=== Data excerpts ===

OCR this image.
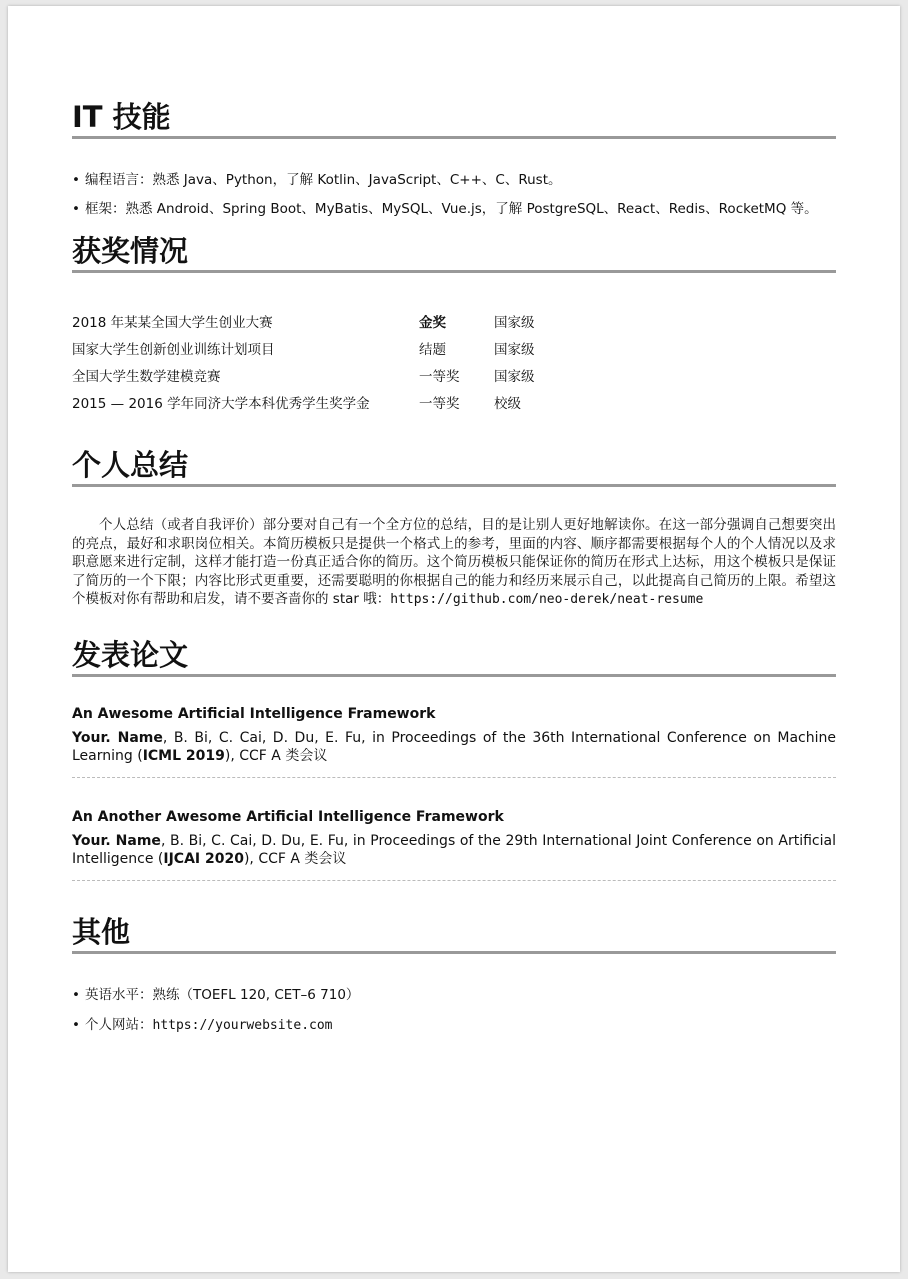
IT 技能
• 编程语言：熟悉 Java、Python，了解 Kotlin、JavaScript、C++、C、Rust。
• 框架：熟悉 Android、Spring Boot、MyBatis、MySQL、Vue.js，了解 PostgreSQL、React、Redis、RocketMQ 等。
获奖情况
2018 年某某全国大学生创业大赛	金奖	国家级
国家大学生创新创业训练计划项目	结题	国家级
全国大学生数学建模竞赛	一等奖	国家级
2015 — 2016 学年同济大学本科优秀学生奖学金	一等奖	校级
个人总结

个人总结（或者自我评价）部分要对自己有一个全方位的总结，目的是让别人更好地解读你。在这一部分强调自己想要突出的亮点，最好和求职岗位相关。本简历模板只是提供一个格式上的参考，里面的内容、顺序都需要根据每个人的个人情况以及求职意愿来进行定制，这样才能打造一份真正适合你的简历。这个简历模板只能保证你的简历在形式上达标，用这个模板只是保证了简历的一个下限；内容比形式更重要，还需要聪明的你根据自己的能力和经历来展示自己，以此提高自己简历的上限。希望这个模板对你有帮助和启发，请不要吝啬你的 star 哦：https://github.com/neo-derek/neat-resume

发表论文
An Awesome Artificial Intelligence Framework
Your. Name, B. Bi, C. Cai, D. Du, E. Fu, in Proceedings of the 36th International Conference on Machine Learning (ICML 2019), CCF A 类会议
An Another Awesome Artificial Intelligence Framework
Your. Name, B. Bi, C. Cai, D. Du, E. Fu, in Proceedings of the 29th International Joint Conference on Artificial Intelligence (IJCAI 2020), CCF A 类会议
其他
• 英语水平：熟练（TOEFL 120, CET–6 710）
• 个人网站：https://yourwebsite.com
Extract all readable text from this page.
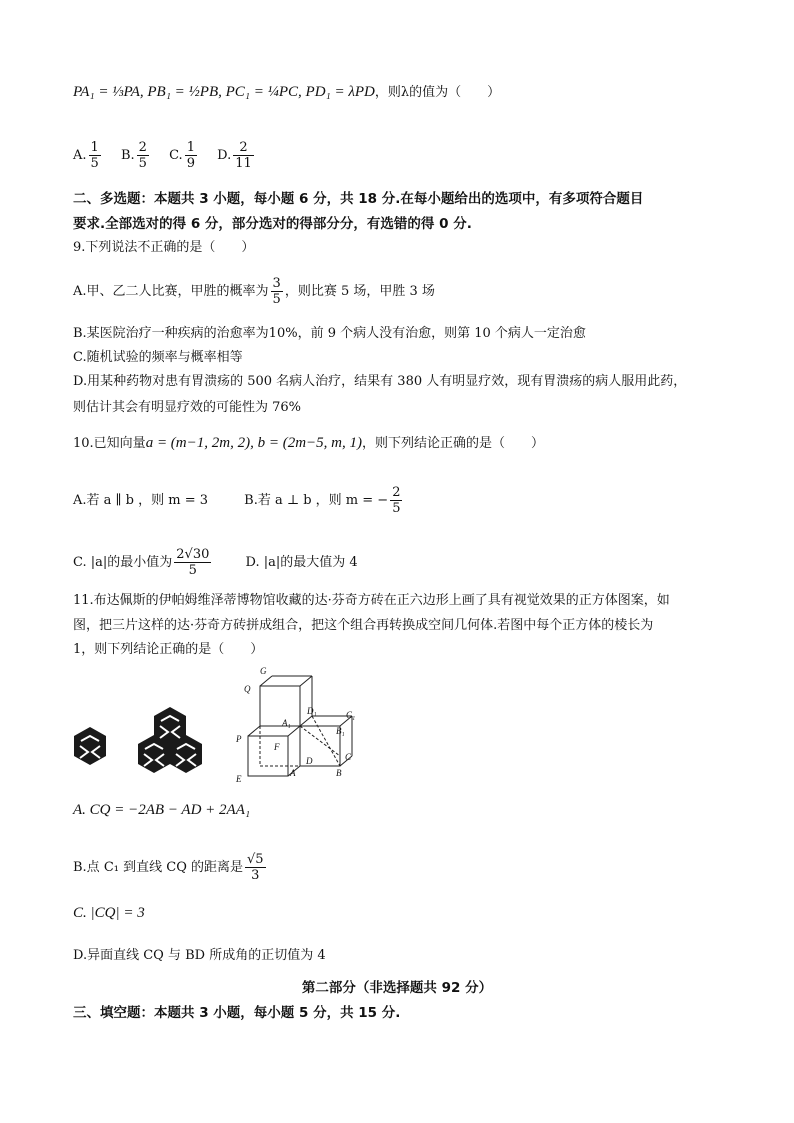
PA₁ = ⅓PA, PB₁ = ½PB, PC₁ = ¼PC, PD₁ = λPD，则λ的值为（　　）
A. $\frac{1}{5} B$. $\frac{2}{5} C$. $\frac{1}{9} D$. $\frac{2}{11}$
二、多选题：本题共 3 小题，每小题 6 分，共 18 分.在每小题给出的选项中，有多项符合题目
要求.全部选对的得 6 分，部分选对的得部分分，有选错的得 0 分.
9.下列说法不正确的是（　　）
A.甲、乙二人比赛，甲胜的概率为 $\frac{3}{5}$ ，则比赛 5 场，甲胜 3 场
B.某医院治疗一种疾病的治愈率为10%，前 9 个病人没有治愈，则第 10 个病人一定治愈
C.随机试验的频率与概率相等
D.用某种药物对患有胃溃疡的 500 名病人治疗，结果有 380 人有明显疗效，现有胃溃疡的病人服用此药，
则估计其会有明显疗效的可能性为 76%
10.已知向量a = (m−1, 2m, 2), b = (2m−5, m, 1)，则下列结论正确的是（　　）
A.若 a ∥ b ，则 m = 3	B.若 a ⊥ b ，则 m = − $\frac{2}{5}$
C. |a|的最小值为 $\frac{2√30}{5}$	D. |a|的最大值为 4
11.布达佩斯的伊帕姆维泽蒂博物馆收藏的达·芬奇方砖在正六边形上画了具有视觉效果的正方体图案，如
图，把三片这样的达·芬奇方砖拼成组合，把这个组合再转换成空间几何体.若图中每个正方体的棱长为
1，则下列结论正确的是（　　）
G
Q
D₁	C₁
A₁
B₁
P
F
C
D
A	B
E
A. CQ = −2AB − AD + 2AA₁
B.点 C₁ 到直线 CQ 的距离是 $\frac{√5}{3}$
C. |CQ| = 3
D.异面直线 CQ 与 BD 所成角的正切值为 4
第二部分（非选择题共 92 分）
三、填空题：本题共 3 小题，每小题 5 分，共 15 分.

===

#### The exercise:
Pull out every line of the records that includes the string "则下列结论正确的是".

#### Written solution:
10.已知向量a = (m−1, 2m, 2), b = (2m−5, m, 1)，则下列结论正确的是（　　）
1，则下列结论正确的是（　　）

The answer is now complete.